§ **Problem description**: Check each line for the string "durch". Give only the count of lines that have it.

§ **Entries**:
..........
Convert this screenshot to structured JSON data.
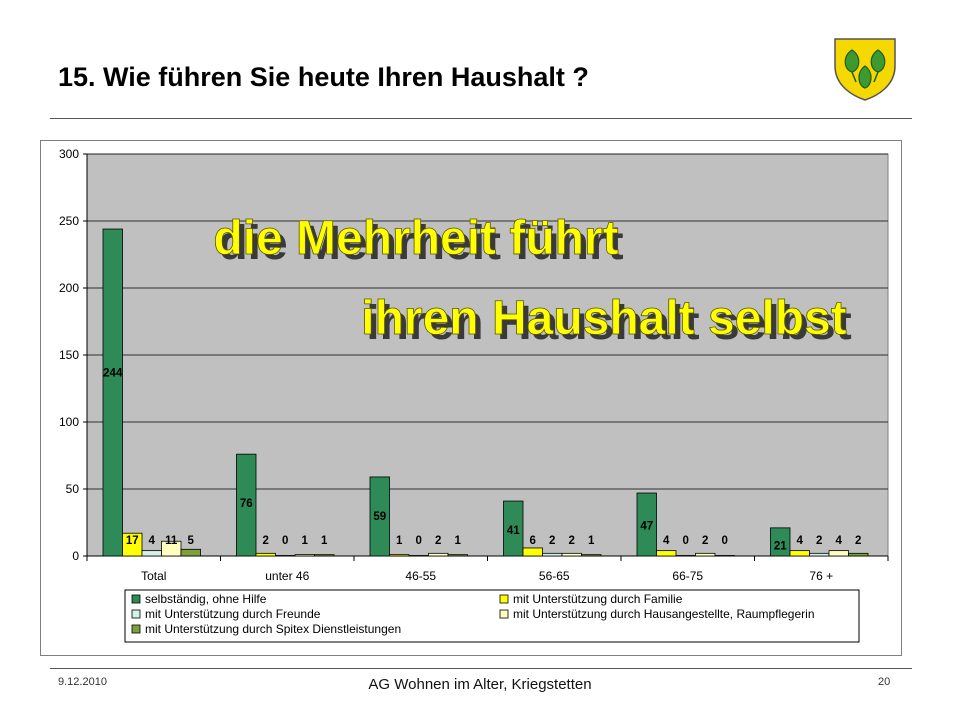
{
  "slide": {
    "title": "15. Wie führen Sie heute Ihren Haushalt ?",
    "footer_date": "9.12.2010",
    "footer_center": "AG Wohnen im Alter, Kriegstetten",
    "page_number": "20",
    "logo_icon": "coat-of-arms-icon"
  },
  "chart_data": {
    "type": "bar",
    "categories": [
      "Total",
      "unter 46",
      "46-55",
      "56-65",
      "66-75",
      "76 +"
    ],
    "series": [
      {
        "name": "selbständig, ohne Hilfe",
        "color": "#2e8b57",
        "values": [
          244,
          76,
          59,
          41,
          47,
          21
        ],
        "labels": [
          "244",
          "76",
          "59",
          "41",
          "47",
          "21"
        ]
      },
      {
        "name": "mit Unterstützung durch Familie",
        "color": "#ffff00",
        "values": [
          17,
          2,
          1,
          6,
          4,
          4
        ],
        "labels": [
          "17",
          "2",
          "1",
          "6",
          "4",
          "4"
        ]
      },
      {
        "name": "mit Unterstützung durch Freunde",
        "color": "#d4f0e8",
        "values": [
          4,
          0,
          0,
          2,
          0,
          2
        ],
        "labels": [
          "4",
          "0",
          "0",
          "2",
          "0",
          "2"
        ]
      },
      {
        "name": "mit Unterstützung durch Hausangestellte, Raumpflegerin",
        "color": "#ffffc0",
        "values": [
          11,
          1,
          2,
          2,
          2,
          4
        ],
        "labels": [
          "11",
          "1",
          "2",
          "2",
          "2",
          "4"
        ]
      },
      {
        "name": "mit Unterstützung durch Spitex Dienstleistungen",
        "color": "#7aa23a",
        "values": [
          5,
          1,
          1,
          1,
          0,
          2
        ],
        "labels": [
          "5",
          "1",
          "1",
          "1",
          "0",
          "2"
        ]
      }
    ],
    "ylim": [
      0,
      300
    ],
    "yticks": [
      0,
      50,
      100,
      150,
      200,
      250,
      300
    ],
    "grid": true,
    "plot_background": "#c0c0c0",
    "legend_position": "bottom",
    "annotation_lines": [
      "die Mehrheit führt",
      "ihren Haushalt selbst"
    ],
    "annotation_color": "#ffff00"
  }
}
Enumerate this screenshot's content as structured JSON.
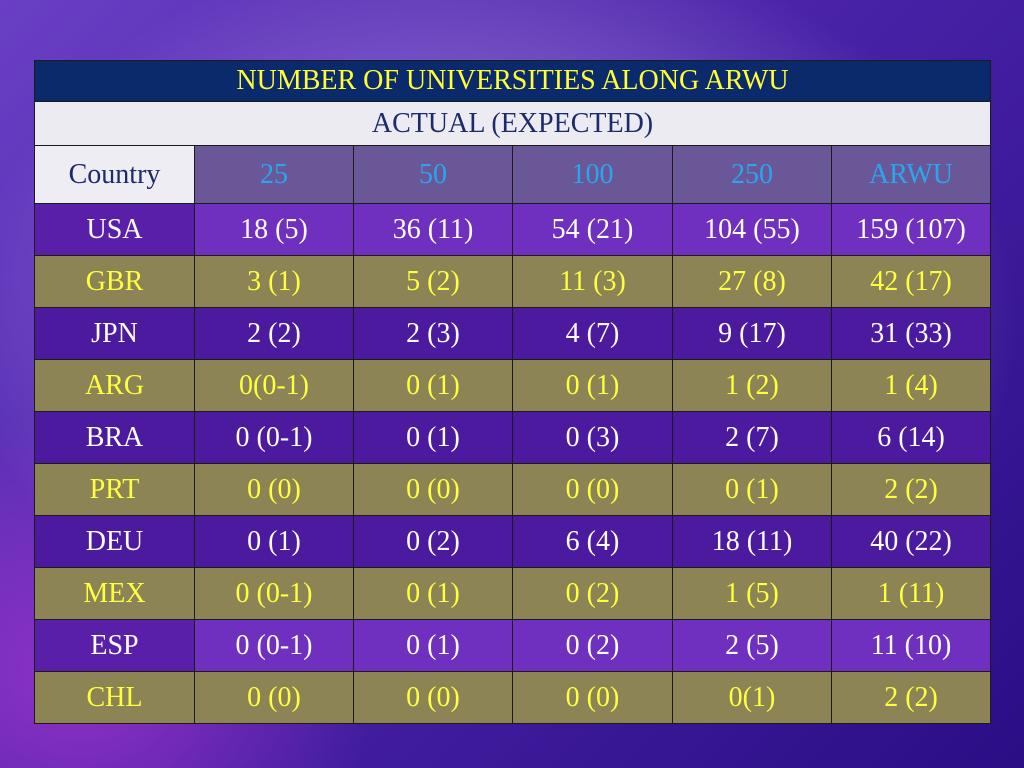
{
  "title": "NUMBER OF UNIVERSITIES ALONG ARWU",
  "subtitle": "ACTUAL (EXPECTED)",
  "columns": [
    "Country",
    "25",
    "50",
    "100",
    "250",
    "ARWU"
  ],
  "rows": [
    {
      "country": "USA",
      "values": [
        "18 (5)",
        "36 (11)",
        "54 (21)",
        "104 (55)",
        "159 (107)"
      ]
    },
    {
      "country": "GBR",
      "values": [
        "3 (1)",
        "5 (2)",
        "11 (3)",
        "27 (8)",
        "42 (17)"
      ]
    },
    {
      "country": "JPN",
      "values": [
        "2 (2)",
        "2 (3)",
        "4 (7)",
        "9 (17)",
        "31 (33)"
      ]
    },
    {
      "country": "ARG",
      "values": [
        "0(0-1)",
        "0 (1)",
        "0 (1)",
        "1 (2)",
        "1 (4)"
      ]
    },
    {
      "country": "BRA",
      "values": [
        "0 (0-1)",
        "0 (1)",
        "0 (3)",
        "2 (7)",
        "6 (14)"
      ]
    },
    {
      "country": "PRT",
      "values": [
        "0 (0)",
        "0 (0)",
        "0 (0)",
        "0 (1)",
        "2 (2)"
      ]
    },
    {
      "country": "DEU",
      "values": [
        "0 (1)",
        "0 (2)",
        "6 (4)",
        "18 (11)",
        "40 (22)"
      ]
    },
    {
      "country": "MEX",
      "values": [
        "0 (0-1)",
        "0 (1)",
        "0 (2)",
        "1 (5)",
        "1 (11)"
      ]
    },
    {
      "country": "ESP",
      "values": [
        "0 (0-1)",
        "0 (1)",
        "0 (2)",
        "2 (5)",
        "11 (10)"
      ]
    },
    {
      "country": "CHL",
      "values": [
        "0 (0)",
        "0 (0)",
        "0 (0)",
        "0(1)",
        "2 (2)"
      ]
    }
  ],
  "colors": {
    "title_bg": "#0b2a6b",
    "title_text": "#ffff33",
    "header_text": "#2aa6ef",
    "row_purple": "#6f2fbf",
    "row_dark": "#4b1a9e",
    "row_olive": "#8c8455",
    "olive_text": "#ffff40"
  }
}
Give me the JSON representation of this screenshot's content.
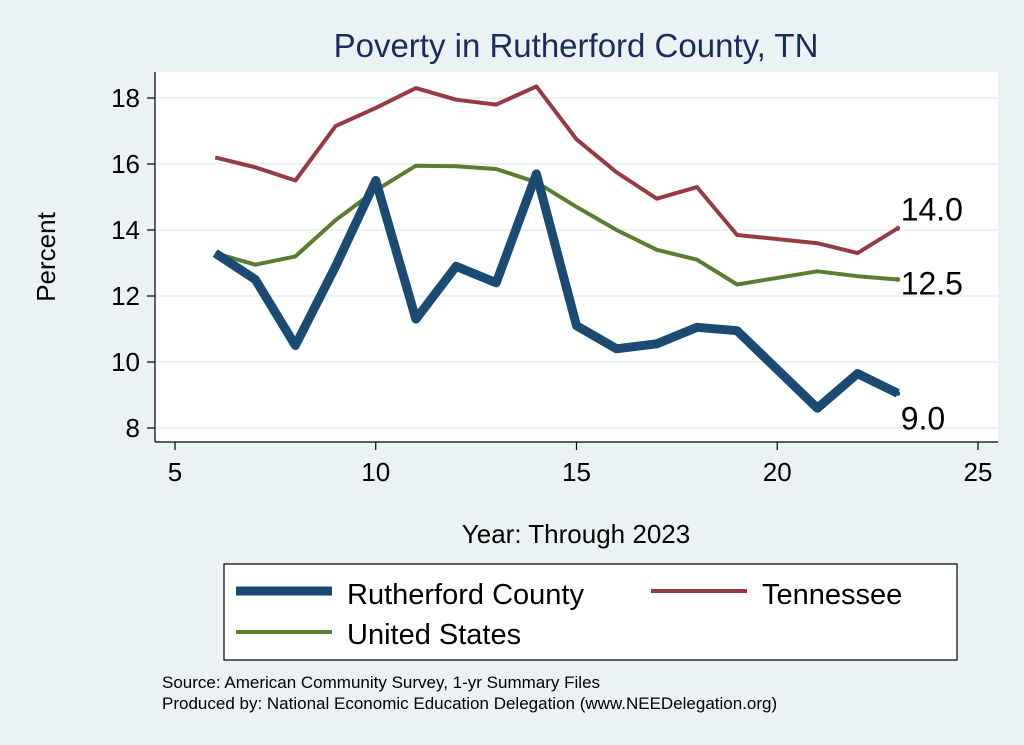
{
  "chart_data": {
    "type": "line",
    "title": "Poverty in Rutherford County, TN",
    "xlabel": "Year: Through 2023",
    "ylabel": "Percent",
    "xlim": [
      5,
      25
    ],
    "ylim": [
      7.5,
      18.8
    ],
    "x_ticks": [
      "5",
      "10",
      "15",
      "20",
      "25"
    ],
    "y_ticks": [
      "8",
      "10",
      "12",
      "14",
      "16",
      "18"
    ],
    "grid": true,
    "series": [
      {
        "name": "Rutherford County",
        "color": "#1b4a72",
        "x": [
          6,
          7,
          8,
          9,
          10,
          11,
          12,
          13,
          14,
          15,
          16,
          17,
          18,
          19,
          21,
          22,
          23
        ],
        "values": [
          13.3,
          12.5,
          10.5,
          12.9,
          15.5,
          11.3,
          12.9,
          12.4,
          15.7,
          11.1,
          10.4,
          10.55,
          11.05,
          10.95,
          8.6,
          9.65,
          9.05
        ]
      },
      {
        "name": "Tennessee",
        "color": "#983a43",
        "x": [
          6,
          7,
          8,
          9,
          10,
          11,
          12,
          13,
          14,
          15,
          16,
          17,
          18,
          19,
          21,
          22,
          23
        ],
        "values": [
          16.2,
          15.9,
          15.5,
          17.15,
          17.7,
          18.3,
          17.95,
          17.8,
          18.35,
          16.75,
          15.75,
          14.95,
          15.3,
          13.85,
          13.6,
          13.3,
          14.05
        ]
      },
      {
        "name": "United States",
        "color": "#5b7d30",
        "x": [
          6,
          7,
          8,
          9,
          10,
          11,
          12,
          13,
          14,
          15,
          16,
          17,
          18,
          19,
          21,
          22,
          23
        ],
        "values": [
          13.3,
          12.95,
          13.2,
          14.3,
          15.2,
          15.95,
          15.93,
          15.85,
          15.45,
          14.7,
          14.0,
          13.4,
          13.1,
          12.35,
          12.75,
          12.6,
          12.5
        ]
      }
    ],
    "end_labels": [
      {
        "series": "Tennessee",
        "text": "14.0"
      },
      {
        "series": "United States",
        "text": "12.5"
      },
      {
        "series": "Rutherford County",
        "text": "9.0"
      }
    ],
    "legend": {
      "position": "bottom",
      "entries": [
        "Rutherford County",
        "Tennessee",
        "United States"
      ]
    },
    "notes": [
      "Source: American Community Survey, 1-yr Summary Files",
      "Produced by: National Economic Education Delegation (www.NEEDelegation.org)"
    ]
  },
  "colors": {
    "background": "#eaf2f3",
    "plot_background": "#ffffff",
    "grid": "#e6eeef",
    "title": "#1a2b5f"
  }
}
..........
§ **Answer below**: 4